Say the number of lines containing the string "거리구하는리습", and say nothing else.

-- start Material shown --

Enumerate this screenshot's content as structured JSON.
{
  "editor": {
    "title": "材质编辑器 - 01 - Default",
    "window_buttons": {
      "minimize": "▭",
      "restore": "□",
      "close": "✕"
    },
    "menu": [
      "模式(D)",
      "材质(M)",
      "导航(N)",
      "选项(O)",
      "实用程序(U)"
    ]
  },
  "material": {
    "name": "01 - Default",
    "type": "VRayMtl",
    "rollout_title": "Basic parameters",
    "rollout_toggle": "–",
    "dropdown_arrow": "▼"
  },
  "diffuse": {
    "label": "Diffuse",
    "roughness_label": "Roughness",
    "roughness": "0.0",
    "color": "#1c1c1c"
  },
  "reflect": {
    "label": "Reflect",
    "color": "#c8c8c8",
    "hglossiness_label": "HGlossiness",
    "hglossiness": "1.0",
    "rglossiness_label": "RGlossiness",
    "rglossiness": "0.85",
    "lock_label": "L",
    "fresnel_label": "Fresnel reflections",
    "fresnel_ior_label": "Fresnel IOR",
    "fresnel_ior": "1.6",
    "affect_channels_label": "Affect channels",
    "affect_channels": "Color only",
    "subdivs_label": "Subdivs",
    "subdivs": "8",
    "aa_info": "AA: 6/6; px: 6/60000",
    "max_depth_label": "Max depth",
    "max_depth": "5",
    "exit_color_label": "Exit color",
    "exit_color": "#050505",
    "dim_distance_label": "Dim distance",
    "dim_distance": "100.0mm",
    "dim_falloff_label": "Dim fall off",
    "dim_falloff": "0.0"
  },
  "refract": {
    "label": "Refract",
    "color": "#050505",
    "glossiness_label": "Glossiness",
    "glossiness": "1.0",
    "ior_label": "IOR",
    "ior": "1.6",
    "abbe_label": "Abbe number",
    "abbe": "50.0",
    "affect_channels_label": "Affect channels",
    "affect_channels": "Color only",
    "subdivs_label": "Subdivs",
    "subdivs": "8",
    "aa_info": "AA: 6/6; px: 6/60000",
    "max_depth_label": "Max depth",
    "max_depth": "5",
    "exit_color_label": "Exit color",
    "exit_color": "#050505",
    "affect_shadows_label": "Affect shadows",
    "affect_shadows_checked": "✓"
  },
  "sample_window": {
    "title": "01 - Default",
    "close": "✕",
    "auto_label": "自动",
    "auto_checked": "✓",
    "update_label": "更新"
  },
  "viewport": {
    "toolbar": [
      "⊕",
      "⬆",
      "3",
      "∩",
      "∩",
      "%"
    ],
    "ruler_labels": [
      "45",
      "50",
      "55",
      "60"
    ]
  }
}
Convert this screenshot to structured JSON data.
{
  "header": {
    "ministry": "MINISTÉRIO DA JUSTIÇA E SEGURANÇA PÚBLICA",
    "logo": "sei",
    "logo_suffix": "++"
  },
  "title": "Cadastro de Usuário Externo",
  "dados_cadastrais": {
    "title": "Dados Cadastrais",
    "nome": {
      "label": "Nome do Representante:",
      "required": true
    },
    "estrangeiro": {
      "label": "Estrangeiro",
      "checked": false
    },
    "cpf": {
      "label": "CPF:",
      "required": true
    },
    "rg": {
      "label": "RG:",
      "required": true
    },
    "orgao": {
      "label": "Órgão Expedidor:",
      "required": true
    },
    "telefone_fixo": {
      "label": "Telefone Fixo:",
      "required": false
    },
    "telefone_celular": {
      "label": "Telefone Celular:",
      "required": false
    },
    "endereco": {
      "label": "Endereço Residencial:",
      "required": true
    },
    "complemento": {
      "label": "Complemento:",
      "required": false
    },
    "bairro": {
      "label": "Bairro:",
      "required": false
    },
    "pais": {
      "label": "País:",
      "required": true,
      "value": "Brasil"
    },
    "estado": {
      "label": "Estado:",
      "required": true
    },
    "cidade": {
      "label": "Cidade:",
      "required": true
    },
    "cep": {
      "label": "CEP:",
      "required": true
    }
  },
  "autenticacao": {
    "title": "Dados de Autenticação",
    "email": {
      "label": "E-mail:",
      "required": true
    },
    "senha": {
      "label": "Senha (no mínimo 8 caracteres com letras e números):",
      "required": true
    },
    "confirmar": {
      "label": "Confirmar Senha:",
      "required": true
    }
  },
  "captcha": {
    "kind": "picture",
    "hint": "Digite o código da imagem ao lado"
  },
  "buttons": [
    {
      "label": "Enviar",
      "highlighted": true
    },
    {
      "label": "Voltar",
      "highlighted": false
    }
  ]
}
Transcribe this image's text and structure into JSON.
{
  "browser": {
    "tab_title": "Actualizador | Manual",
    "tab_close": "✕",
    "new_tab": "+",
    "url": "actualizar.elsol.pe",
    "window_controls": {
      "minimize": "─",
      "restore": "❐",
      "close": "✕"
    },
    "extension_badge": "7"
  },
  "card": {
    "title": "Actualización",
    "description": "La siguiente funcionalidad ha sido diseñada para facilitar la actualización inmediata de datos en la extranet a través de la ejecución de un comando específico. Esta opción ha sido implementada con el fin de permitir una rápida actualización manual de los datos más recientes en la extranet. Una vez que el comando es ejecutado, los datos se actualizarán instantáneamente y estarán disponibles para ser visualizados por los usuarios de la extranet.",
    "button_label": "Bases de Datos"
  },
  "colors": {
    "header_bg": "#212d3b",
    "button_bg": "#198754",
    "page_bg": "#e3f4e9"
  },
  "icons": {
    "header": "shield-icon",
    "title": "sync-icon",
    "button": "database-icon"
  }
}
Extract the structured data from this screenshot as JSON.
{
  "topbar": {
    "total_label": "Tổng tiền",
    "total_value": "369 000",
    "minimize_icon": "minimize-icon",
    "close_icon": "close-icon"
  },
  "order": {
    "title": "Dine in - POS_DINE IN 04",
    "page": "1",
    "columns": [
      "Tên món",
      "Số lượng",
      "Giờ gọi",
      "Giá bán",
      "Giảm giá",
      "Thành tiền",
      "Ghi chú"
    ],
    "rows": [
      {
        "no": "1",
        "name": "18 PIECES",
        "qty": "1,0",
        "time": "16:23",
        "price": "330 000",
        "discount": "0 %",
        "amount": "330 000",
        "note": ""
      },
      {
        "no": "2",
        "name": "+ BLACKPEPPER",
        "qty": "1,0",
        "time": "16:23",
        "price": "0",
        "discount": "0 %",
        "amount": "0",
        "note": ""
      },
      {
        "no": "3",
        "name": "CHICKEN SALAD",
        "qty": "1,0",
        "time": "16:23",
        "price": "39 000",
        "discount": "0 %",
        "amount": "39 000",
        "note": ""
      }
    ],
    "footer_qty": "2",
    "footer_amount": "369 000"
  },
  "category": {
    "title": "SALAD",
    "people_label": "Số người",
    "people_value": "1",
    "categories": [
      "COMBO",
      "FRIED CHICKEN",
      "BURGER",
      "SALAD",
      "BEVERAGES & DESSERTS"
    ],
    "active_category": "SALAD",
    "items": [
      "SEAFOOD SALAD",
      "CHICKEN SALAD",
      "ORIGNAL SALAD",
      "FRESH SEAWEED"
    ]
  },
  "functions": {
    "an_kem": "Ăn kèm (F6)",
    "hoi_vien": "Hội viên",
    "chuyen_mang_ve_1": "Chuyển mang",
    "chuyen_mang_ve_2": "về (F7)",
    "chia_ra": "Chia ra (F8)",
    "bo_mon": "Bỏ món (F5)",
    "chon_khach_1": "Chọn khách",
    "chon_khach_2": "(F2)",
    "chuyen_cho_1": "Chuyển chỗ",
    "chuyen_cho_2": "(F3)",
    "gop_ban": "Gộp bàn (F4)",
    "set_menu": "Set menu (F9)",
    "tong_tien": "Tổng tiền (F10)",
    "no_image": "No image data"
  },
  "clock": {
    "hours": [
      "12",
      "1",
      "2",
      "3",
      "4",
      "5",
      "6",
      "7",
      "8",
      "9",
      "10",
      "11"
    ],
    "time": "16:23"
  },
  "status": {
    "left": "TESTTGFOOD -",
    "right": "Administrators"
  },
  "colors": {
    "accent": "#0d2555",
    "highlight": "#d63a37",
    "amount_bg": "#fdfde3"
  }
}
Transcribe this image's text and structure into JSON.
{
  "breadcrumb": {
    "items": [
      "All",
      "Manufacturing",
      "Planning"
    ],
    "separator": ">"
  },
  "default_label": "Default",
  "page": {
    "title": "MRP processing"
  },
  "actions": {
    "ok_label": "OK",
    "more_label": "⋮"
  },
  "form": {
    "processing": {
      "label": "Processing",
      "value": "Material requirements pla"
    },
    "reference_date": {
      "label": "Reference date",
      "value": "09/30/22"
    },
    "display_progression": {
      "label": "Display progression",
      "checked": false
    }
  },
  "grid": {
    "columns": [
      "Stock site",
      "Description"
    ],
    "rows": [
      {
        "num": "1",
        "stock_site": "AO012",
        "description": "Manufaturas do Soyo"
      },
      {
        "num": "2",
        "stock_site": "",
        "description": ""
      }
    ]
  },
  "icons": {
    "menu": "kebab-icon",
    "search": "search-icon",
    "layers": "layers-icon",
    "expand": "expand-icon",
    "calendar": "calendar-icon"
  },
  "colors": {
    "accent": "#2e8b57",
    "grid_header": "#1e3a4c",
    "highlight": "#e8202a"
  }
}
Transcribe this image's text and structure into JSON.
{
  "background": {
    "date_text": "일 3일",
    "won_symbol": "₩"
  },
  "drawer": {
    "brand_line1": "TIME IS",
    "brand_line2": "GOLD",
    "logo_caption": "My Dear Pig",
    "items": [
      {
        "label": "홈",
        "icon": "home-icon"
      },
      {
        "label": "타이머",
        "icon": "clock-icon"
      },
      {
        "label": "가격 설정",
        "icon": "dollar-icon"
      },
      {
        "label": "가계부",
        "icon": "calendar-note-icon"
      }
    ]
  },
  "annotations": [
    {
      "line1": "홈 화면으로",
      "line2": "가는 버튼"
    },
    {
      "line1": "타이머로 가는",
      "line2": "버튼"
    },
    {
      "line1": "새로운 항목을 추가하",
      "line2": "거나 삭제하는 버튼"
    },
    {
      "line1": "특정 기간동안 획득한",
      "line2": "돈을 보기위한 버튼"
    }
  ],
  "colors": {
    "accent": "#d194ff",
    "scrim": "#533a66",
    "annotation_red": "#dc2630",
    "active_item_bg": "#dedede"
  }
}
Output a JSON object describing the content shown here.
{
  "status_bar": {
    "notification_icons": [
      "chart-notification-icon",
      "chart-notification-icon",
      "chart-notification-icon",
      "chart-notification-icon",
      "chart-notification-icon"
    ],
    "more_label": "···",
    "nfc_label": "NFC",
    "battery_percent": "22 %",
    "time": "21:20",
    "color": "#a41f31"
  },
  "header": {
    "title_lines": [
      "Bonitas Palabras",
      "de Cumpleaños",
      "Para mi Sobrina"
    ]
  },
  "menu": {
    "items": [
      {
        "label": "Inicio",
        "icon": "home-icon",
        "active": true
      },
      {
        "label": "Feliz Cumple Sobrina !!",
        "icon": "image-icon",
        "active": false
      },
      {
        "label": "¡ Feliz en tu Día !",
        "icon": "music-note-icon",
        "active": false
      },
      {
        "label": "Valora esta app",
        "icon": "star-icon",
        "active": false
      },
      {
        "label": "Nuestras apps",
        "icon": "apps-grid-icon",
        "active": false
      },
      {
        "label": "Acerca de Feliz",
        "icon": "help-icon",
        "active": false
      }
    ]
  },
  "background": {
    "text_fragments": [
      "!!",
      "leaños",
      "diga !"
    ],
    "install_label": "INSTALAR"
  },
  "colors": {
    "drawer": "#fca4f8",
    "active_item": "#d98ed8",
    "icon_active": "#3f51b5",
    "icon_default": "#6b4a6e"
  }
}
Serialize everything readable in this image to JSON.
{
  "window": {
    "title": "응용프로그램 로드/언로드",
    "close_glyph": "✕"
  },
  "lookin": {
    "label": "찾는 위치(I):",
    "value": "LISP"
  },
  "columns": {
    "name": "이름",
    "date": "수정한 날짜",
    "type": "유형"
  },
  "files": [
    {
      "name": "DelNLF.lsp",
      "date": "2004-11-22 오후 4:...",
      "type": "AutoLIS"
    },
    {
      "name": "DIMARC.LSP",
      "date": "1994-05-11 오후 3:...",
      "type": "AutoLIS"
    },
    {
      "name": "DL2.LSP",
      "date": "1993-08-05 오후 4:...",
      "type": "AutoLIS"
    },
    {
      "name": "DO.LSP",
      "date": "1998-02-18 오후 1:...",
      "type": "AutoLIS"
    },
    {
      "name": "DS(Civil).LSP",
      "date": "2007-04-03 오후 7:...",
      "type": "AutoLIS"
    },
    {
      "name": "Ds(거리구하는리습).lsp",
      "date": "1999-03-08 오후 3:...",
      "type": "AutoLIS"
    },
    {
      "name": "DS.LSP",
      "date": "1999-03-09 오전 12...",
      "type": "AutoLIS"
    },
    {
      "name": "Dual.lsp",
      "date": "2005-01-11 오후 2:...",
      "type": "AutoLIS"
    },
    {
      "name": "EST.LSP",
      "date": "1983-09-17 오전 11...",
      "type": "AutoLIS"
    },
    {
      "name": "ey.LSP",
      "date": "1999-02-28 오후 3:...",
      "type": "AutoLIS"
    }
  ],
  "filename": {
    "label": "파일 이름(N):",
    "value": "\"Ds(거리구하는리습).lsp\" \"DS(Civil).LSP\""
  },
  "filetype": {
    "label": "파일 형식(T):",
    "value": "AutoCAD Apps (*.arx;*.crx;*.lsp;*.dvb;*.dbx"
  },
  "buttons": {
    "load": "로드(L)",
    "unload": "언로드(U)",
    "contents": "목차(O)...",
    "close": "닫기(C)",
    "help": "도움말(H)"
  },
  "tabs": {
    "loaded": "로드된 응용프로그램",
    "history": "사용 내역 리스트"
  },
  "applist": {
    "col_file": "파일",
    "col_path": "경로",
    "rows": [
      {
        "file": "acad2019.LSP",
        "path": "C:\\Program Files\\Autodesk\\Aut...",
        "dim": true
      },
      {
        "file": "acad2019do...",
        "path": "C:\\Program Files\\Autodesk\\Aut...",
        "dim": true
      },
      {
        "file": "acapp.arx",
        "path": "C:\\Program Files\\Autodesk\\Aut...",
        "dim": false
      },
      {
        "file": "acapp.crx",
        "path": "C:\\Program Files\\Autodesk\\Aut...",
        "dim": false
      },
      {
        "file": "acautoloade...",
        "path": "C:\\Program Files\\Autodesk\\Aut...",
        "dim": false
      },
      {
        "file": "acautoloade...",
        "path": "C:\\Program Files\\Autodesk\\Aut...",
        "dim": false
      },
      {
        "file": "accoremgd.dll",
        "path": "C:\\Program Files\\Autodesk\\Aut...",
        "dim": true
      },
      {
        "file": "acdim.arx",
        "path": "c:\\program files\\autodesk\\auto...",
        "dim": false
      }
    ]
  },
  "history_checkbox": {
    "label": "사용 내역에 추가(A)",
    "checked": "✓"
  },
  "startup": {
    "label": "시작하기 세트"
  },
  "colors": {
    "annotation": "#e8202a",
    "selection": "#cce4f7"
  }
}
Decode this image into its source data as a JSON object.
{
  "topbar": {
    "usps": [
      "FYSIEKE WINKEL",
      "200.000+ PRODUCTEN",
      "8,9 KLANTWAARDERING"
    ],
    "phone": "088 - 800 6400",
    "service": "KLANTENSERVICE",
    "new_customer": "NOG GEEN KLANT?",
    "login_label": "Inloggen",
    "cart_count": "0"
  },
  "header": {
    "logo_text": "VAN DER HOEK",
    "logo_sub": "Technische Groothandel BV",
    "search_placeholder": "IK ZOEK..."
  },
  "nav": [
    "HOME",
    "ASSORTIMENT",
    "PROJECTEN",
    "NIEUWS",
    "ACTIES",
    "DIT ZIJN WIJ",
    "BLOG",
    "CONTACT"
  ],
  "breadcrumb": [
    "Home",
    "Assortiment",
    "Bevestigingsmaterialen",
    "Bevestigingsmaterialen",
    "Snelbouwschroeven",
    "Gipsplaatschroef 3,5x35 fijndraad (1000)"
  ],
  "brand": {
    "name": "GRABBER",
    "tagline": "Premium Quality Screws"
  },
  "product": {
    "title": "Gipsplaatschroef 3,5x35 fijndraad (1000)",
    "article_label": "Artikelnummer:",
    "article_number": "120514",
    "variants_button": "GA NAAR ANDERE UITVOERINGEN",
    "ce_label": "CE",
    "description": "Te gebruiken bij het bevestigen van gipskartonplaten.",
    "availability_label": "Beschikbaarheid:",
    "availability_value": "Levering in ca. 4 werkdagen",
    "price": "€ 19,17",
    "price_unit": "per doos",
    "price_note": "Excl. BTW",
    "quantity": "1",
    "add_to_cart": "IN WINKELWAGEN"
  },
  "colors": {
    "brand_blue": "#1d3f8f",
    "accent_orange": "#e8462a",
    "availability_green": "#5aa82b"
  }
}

-- end Material shown --

> **Exercise output**
2